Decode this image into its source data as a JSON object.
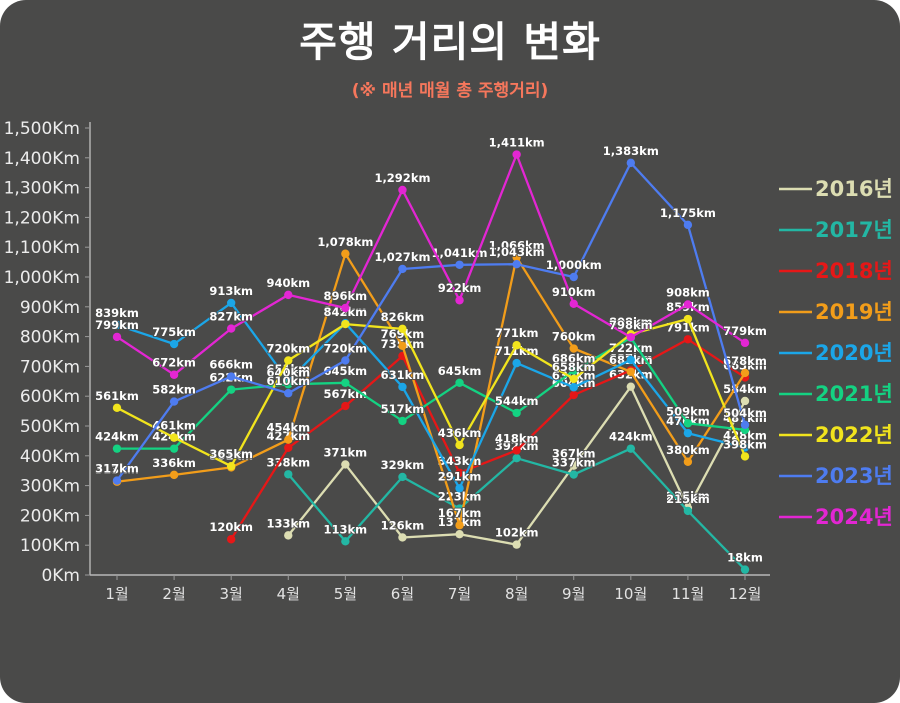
{
  "header": {
    "title": "주행 거리의 변화",
    "subtitle": "(※ 매년 매월 총 주행거리)",
    "title_color": "#ffffff",
    "subtitle_color": "#f6775c"
  },
  "card": {
    "background": "#4a4a49"
  },
  "chart_data": {
    "type": "line",
    "title": "주행 거리의 변화",
    "subtitle": "(※ 매년 매월 총 주행거리)",
    "unit_suffix": "km",
    "x_labels": [
      "1월",
      "2월",
      "3월",
      "4월",
      "5월",
      "6월",
      "7월",
      "8월",
      "9월",
      "10월",
      "11월",
      "12월"
    ],
    "y_axis": {
      "min": 0,
      "max": 1500,
      "step": 100,
      "tick_suffix": "Km"
    },
    "grid": false,
    "legend_position": "right",
    "series": [
      {
        "name": "2016년",
        "color": "#dcddb2",
        "values": [
          null,
          null,
          null,
          133,
          371,
          126,
          137,
          102,
          367,
          632,
          225,
          584
        ]
      },
      {
        "name": "2017년",
        "color": "#23b7a4",
        "values": [
          null,
          null,
          null,
          338,
          113,
          329,
          223,
          392,
          337,
          424,
          215,
          18
        ]
      },
      {
        "name": "2018년",
        "color": "#e61717",
        "values": [
          null,
          null,
          120,
          427,
          567,
          735,
          343,
          418,
          604,
          687,
          791,
          663
        ]
      },
      {
        "name": "2019년",
        "color": "#f29d1a",
        "values": [
          313,
          336,
          361,
          454,
          1078,
          769,
          167,
          1066,
          760,
          682,
          380,
          678
        ]
      },
      {
        "name": "2020년",
        "color": "#1ba6e8",
        "values": [
          839,
          775,
          913,
          651,
          845,
          631,
          291,
          711,
          630,
          722,
          476,
          428
        ]
      },
      {
        "name": "2021년",
        "color": "#14d282",
        "values": [
          424,
          424,
          622,
          640,
          645,
          517,
          645,
          544,
          686,
          796,
          509,
          487
        ]
      },
      {
        "name": "2022년",
        "color": "#f1e41d",
        "values": [
          561,
          461,
          365,
          720,
          842,
          826,
          436,
          771,
          658,
          808,
          859,
          398
        ]
      },
      {
        "name": "2023년",
        "color": "#4e7cf0",
        "values": [
          317,
          582,
          666,
          610,
          720,
          1027,
          1041,
          1043,
          1000,
          1383,
          1175,
          504
        ]
      },
      {
        "name": "2024년",
        "color": "#e326d3",
        "values": [
          799,
          672,
          827,
          940,
          896,
          1292,
          922,
          1411,
          910,
          798,
          908,
          779
        ]
      }
    ]
  }
}
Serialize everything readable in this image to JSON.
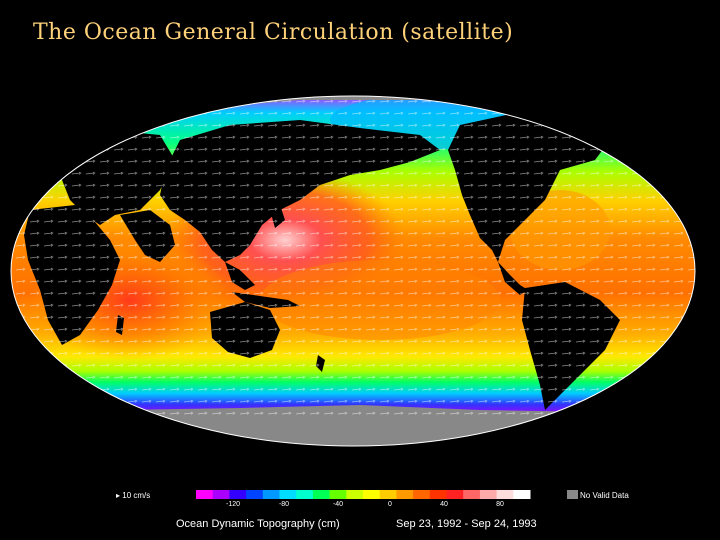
{
  "slide": {
    "title": "The Ocean General Circulation (satellite)"
  },
  "legend": {
    "arrow_label": "▸ 10 cm/s",
    "ticks": [
      "-120",
      "-80",
      "-40",
      "0",
      "40",
      "80"
    ],
    "quantity_label": "Ocean Dynamic Topography  (cm)",
    "date_range": "Sep 23, 1992 - Sep 24, 1993",
    "no_data_label": "No Valid Data",
    "no_data_color": "#888888",
    "colors": [
      "#ff00ff",
      "#aa00ff",
      "#3300ff",
      "#0044ff",
      "#0099ff",
      "#00ddff",
      "#00ffcc",
      "#00ff55",
      "#66ff00",
      "#ccff00",
      "#ffff00",
      "#ffcc00",
      "#ff9900",
      "#ff6600",
      "#ff3300",
      "#ff2222",
      "#ff6666",
      "#ffaaaa",
      "#ffdddd",
      "#ffffff"
    ]
  },
  "map": {
    "land_color": "#000000",
    "ice_color": "#888888"
  }
}
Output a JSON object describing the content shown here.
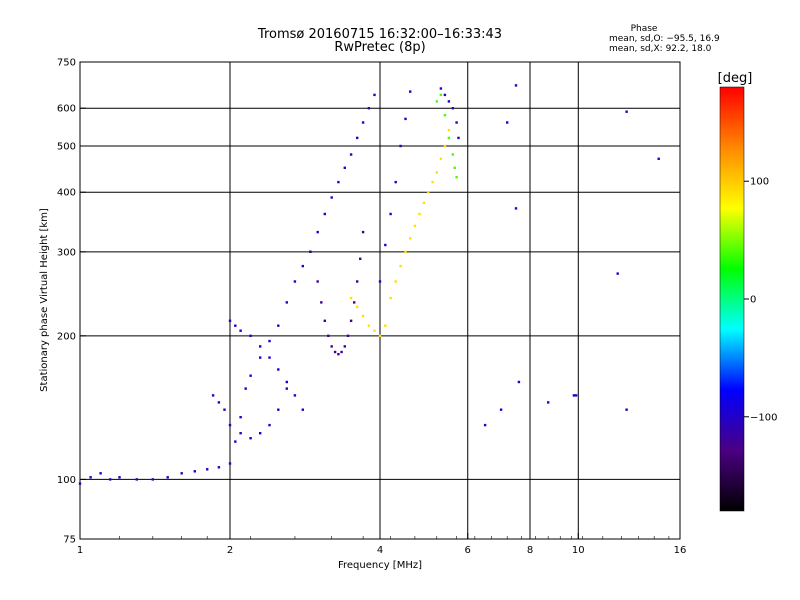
{
  "chart_data": {
    "type": "scatter",
    "title": "Tromsø 20160715 16:32:00–16:33:43",
    "subtitle": "RwPretec (8p)",
    "xlabel": "Frequency [MHz]",
    "ylabel": "Stationary phase Virtual Height [km]",
    "x_scale": "log",
    "y_scale": "log",
    "xlim": [
      1,
      16
    ],
    "ylim": [
      75,
      750
    ],
    "x_ticks": [
      1,
      2,
      4,
      6,
      8,
      10,
      16
    ],
    "x_tick_labels": [
      "1",
      "2",
      "4",
      "6",
      "8",
      "10",
      "16"
    ],
    "y_ticks": [
      75,
      100,
      200,
      300,
      400,
      500,
      600,
      750
    ],
    "y_tick_labels": [
      "75",
      "100",
      "200",
      "300",
      "400",
      "500",
      "600",
      "750"
    ],
    "grid": true,
    "stats": {
      "heading": "Phase",
      "o_line": "mean, sd,O: −95.5, 16.9",
      "x_line": "mean, sd,X:  92.2, 18.0"
    },
    "colorbar": {
      "label": "[deg]",
      "range": [
        -180,
        180
      ],
      "ticks": [
        100,
        0,
        -100
      ],
      "tick_labels": [
        "100",
        "0",
        "−100"
      ],
      "colors": [
        "#ff0000",
        "#ff8800",
        "#ffff00",
        "#00ff00",
        "#00ffff",
        "#0000ff",
        "#4b0082",
        "#000000"
      ]
    },
    "series": [
      {
        "trace": "o-mode",
        "phase": -100,
        "x": [
          1.0,
          1.05,
          1.1,
          1.15,
          1.2,
          1.3,
          1.4,
          1.5,
          1.6,
          1.7,
          1.8,
          1.9,
          2.0,
          2.05,
          2.1,
          2.15,
          2.2,
          2.3,
          2.4,
          2.5,
          2.6,
          2.7,
          2.8,
          2.9,
          3.0,
          3.1,
          3.2,
          3.3,
          3.4,
          3.5,
          3.6,
          3.7,
          3.8,
          3.9,
          4.0,
          4.1,
          4.2,
          4.3,
          4.4,
          4.5,
          4.6
        ],
        "y": [
          98,
          101,
          103,
          100,
          101,
          100,
          100,
          101,
          103,
          104,
          105,
          106,
          108,
          120,
          135,
          155,
          165,
          180,
          195,
          210,
          235,
          260,
          280,
          300,
          330,
          360,
          390,
          420,
          450,
          480,
          520,
          560,
          600,
          640,
          260,
          310,
          360,
          420,
          500,
          570,
          650
        ]
      },
      {
        "trace": "o-mode-cusp",
        "phase": -120,
        "x": [
          2.9,
          3.0,
          3.05,
          3.1,
          3.15,
          3.2,
          3.25,
          3.3,
          3.35,
          3.4,
          3.45,
          3.5,
          3.55,
          3.6,
          3.65,
          3.7
        ],
        "y": [
          300,
          260,
          235,
          215,
          200,
          190,
          185,
          183,
          185,
          190,
          200,
          215,
          235,
          260,
          290,
          330
        ]
      },
      {
        "trace": "f1-ledge",
        "phase": -95,
        "x": [
          2.0,
          2.05,
          2.1,
          2.2,
          2.3,
          2.4,
          2.5,
          2.6,
          2.7,
          2.8
        ],
        "y": [
          215,
          210,
          205,
          200,
          190,
          180,
          170,
          160,
          150,
          140
        ]
      },
      {
        "trace": "e-ledge",
        "phase": -100,
        "x": [
          1.85,
          1.9,
          1.95,
          2.0,
          2.1,
          2.2,
          2.3,
          2.4,
          2.5,
          2.6
        ],
        "y": [
          150,
          145,
          140,
          130,
          125,
          122,
          125,
          130,
          140,
          155
        ]
      },
      {
        "trace": "x-mode",
        "phase": 90,
        "x": [
          3.5,
          3.6,
          3.7,
          3.8,
          3.9,
          4.0,
          4.1,
          4.2,
          4.3,
          4.4,
          4.5,
          4.6,
          4.7,
          4.8,
          4.9,
          5.0,
          5.1,
          5.2,
          5.3,
          5.4,
          5.5,
          5.6
        ],
        "y": [
          240,
          230,
          220,
          210,
          205,
          200,
          210,
          240,
          260,
          280,
          300,
          320,
          340,
          360,
          380,
          400,
          420,
          440,
          470,
          500,
          540,
          600
        ]
      },
      {
        "trace": "x-mode-upper",
        "phase": 40,
        "x": [
          5.2,
          5.3,
          5.4,
          5.5,
          5.6,
          5.65,
          5.7
        ],
        "y": [
          620,
          640,
          580,
          520,
          480,
          450,
          430
        ]
      },
      {
        "trace": "high-freq-scatter",
        "phase": -100,
        "x": [
          5.3,
          5.4,
          5.5,
          5.6,
          5.7,
          5.75,
          6.5,
          7.0,
          7.2,
          7.5,
          7.5,
          7.6,
          8.7,
          9.8,
          9.9,
          12.5,
          12.5,
          14.5,
          12.0
        ],
        "y": [
          660,
          640,
          620,
          600,
          560,
          520,
          130,
          140,
          560,
          370,
          670,
          160,
          145,
          150,
          150,
          590,
          140,
          470,
          270
        ]
      }
    ]
  }
}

== What this task involves ==
Pick out and copy the lines of the material that include the word "scatter".

== Response below ==
    "type": "scatter",
        "trace": "high-freq-scatter",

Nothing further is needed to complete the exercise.